▸ Given problem:
Write the records out again, keeping each line exactly as it is.

▸ Task inputs:

==========

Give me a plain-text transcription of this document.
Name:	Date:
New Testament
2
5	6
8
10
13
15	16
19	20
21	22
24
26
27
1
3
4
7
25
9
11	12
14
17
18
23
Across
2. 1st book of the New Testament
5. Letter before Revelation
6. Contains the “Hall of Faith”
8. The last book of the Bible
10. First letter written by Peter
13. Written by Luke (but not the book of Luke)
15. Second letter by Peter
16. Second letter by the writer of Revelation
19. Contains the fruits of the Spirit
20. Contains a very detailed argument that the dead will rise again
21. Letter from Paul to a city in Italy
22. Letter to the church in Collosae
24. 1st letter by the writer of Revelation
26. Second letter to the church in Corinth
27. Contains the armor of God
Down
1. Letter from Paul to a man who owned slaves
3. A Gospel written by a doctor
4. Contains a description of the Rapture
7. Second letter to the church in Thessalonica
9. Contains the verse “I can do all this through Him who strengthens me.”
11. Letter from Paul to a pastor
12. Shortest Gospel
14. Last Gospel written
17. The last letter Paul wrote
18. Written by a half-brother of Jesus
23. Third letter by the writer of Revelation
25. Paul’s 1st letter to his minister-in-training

==========

▸ Complete answer:
Give me a plain-text transcription of this document.
Name:	Date:
New Testament
2
5	6
8
10
13
15	16
19	20
21	22
24
26
27
1
3
4
7
25
9
11	12
14
17
18
23
Across
2. 1st book of the New Testament
5. Letter before Revelation
6. Contains the “Hall of Faith”
8. The last book of the Bible
10. First letter written by Peter
13. Written by Luke (but not the book of Luke)
15. Second letter by Peter
16. Second letter by the writer of Revelation
19. Contains the fruits of the Spirit
20. Contains a very detailed argument that the dead will rise again
21. Letter from Paul to a city in Italy
22. Letter to the church in Collosae
24. 1st letter by the writer of Revelation
26. Second letter to the church in Corinth
27. Contains the armor of God
Down
1. Letter from Paul to a man who owned slaves
3. A Gospel written by a doctor
4. Contains a description of the Rapture
7. Second letter to the church in Thessalonica
9. Contains the verse “I can do all this through Him who strengthens me.”
11. Letter from Paul to a pastor
12. Shortest Gospel
14. Last Gospel written
17. The last letter Paul wrote
18. Written by a half-brother of Jesus
23. Third letter by the writer of Revelation
25. Paul’s 1st letter to his minister-in-training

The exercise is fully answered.